*Stated exercise:*
Transcribe every entry word for word, but skip the images.

Items listed in a dataset
□ □ □ □ □

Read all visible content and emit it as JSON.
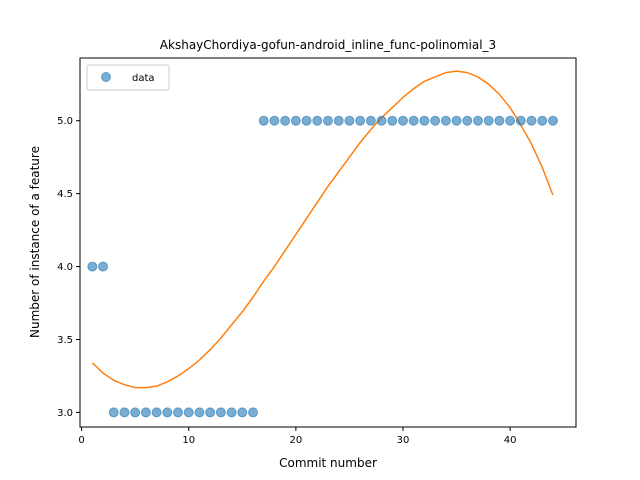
{
  "chart_data": {
    "type": "scatter",
    "title": "AkshayChordiya-gofun-android_inline_func-polinomial_3",
    "xlabel": "Commit number",
    "ylabel": "Number of instance of a feature",
    "xlim": [
      -0.15,
      46.15
    ],
    "ylim": [
      2.9,
      5.43
    ],
    "xticks": [
      0,
      10,
      20,
      30,
      40
    ],
    "yticks": [
      3.0,
      3.5,
      4.0,
      4.5,
      5.0
    ],
    "ytick_labels": [
      "3.0",
      "3.5",
      "4.0",
      "4.5",
      "5.0"
    ],
    "grid": false,
    "legend": {
      "placement": "top-left",
      "entries": [
        "data"
      ]
    },
    "series": [
      {
        "name": "data",
        "kind": "scatter",
        "color": "#1f77b4",
        "x": [
          1,
          2,
          3,
          4,
          5,
          6,
          7,
          8,
          9,
          10,
          11,
          12,
          13,
          14,
          15,
          16,
          17,
          18,
          19,
          20,
          21,
          22,
          23,
          24,
          25,
          26,
          27,
          28,
          29,
          30,
          31,
          32,
          33,
          34,
          35,
          36,
          37,
          38,
          39,
          40,
          41,
          42,
          43,
          44
        ],
        "y": [
          4,
          4,
          3,
          3,
          3,
          3,
          3,
          3,
          3,
          3,
          3,
          3,
          3,
          3,
          3,
          3,
          5,
          5,
          5,
          5,
          5,
          5,
          5,
          5,
          5,
          5,
          5,
          5,
          5,
          5,
          5,
          5,
          5,
          5,
          5,
          5,
          5,
          5,
          5,
          5,
          5,
          5,
          5,
          5
        ]
      },
      {
        "kind": "line",
        "color": "#ff7f0e",
        "x": [
          1,
          2,
          3,
          4,
          5,
          6,
          7,
          8,
          9,
          10,
          11,
          12,
          13,
          14,
          15,
          16,
          17,
          18,
          19,
          20,
          21,
          22,
          23,
          24,
          25,
          26,
          27,
          28,
          29,
          30,
          31,
          32,
          33,
          34,
          35,
          36,
          37,
          38,
          39,
          40,
          41,
          42,
          43,
          44
        ],
        "y": [
          3.34,
          3.27,
          3.22,
          3.19,
          3.17,
          3.17,
          3.18,
          3.21,
          3.25,
          3.3,
          3.36,
          3.43,
          3.51,
          3.6,
          3.69,
          3.79,
          3.9,
          4.0,
          4.11,
          4.22,
          4.33,
          4.44,
          4.55,
          4.65,
          4.75,
          4.85,
          4.94,
          5.02,
          5.09,
          5.16,
          5.22,
          5.27,
          5.3,
          5.33,
          5.34,
          5.33,
          5.3,
          5.25,
          5.18,
          5.09,
          4.97,
          4.84,
          4.68,
          4.49
        ]
      }
    ]
  }
}
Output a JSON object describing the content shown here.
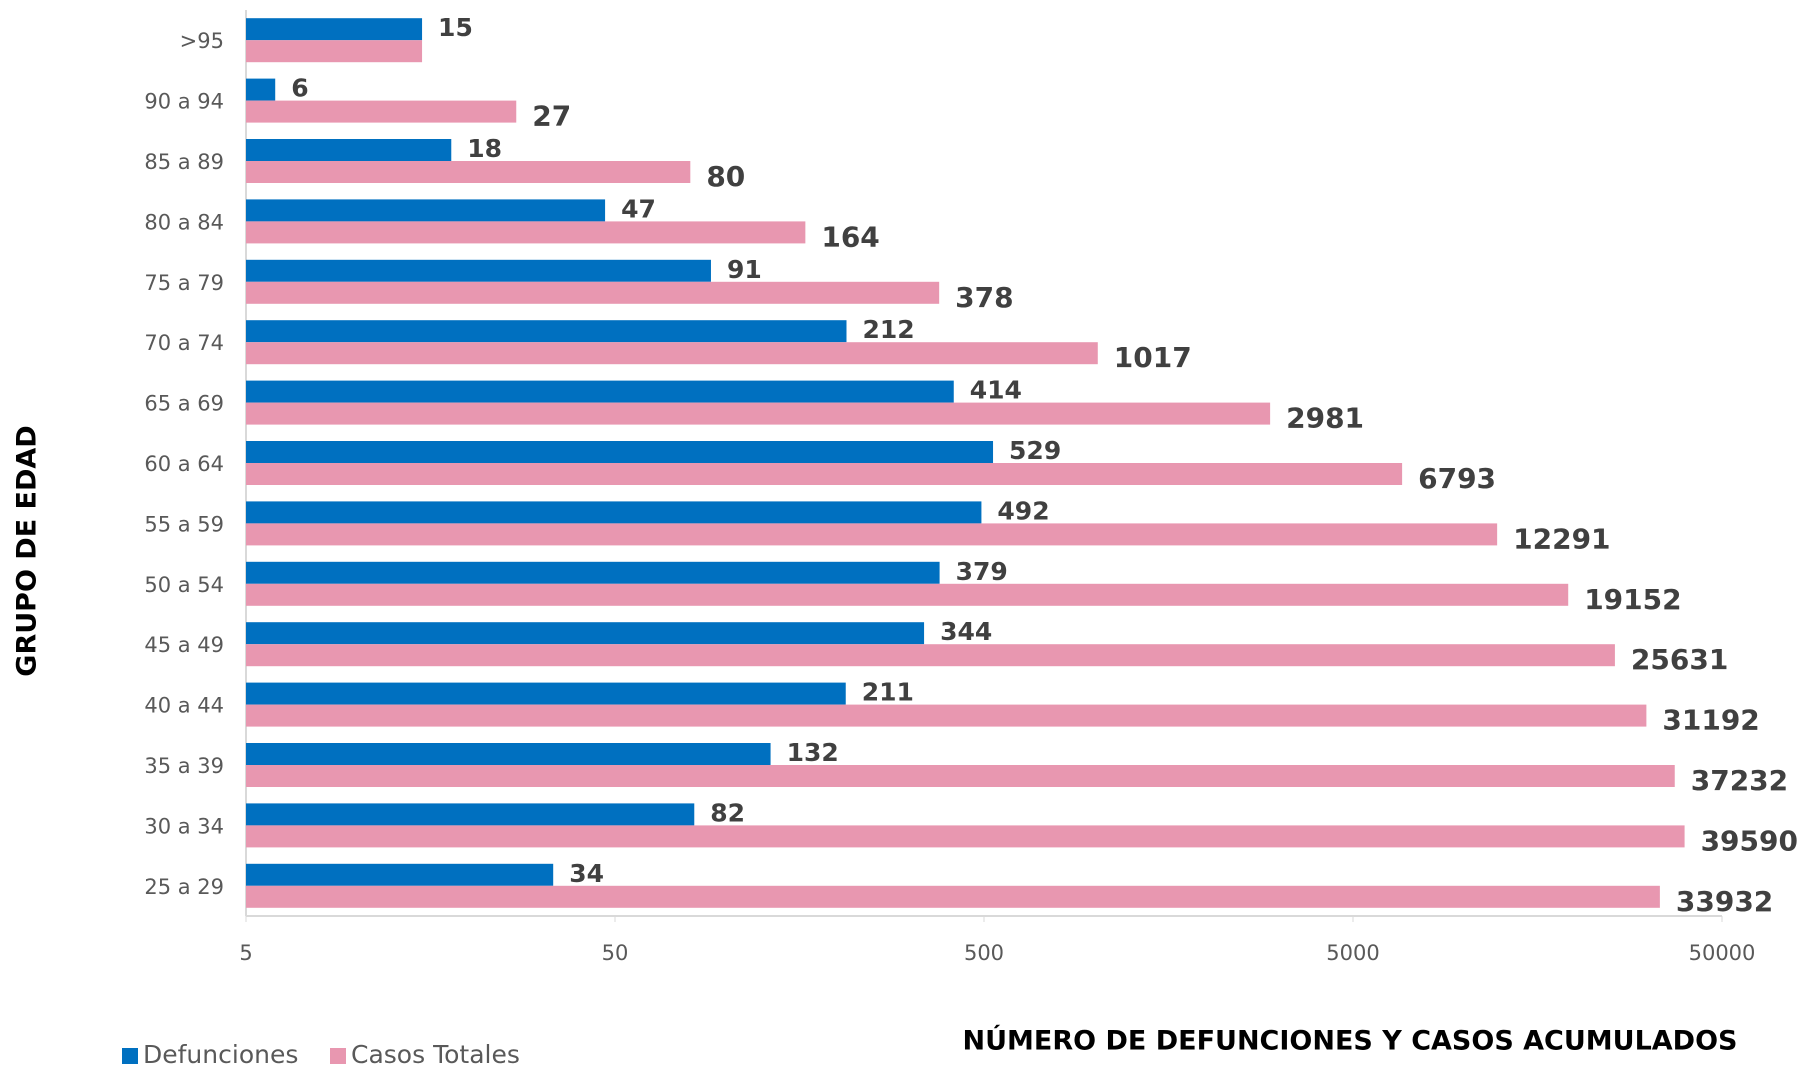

□ □ □ □ □

*Task result:*
Read all visible content and emit it as JSON.
{
  "chart_data": {
    "type": "scatter",
    "title": "AkshayChordiya-gofun-android_inline_func-polinomial_3",
    "xlabel": "Commit number",
    "ylabel": "Number of instance of a feature",
    "xlim": [
      -0.15,
      46.15
    ],
    "ylim": [
      2.9,
      5.43
    ],
    "xticks": [
      0,
      10,
      20,
      30,
      40
    ],
    "yticks": [
      3.0,
      3.5,
      4.0,
      4.5,
      5.0
    ],
    "ytick_labels": [
      "3.0",
      "3.5",
      "4.0",
      "4.5",
      "5.0"
    ],
    "grid": false,
    "legend": {
      "placement": "top-left",
      "entries": [
        "data"
      ]
    },
    "series": [
      {
        "name": "data",
        "kind": "scatter",
        "color": "#1f77b4",
        "x": [
          1,
          2,
          3,
          4,
          5,
          6,
          7,
          8,
          9,
          10,
          11,
          12,
          13,
          14,
          15,
          16,
          17,
          18,
          19,
          20,
          21,
          22,
          23,
          24,
          25,
          26,
          27,
          28,
          29,
          30,
          31,
          32,
          33,
          34,
          35,
          36,
          37,
          38,
          39,
          40,
          41,
          42,
          43,
          44
        ],
        "y": [
          4,
          4,
          3,
          3,
          3,
          3,
          3,
          3,
          3,
          3,
          3,
          3,
          3,
          3,
          3,
          3,
          5,
          5,
          5,
          5,
          5,
          5,
          5,
          5,
          5,
          5,
          5,
          5,
          5,
          5,
          5,
          5,
          5,
          5,
          5,
          5,
          5,
          5,
          5,
          5,
          5,
          5,
          5,
          5
        ]
      },
      {
        "kind": "line",
        "color": "#ff7f0e",
        "x": [
          1,
          2,
          3,
          4,
          5,
          6,
          7,
          8,
          9,
          10,
          11,
          12,
          13,
          14,
          15,
          16,
          17,
          18,
          19,
          20,
          21,
          22,
          23,
          24,
          25,
          26,
          27,
          28,
          29,
          30,
          31,
          32,
          33,
          34,
          35,
          36,
          37,
          38,
          39,
          40,
          41,
          42,
          43,
          44
        ],
        "y": [
          3.34,
          3.27,
          3.22,
          3.19,
          3.17,
          3.17,
          3.18,
          3.21,
          3.25,
          3.3,
          3.36,
          3.43,
          3.51,
          3.6,
          3.69,
          3.79,
          3.9,
          4.0,
          4.11,
          4.22,
          4.33,
          4.44,
          4.55,
          4.65,
          4.75,
          4.85,
          4.94,
          5.02,
          5.09,
          5.16,
          5.22,
          5.27,
          5.3,
          5.33,
          5.34,
          5.33,
          5.3,
          5.25,
          5.18,
          5.09,
          4.97,
          4.84,
          4.68,
          4.49
        ]
      }
    ]
  }
}
Output a JSON object describing the content shown here.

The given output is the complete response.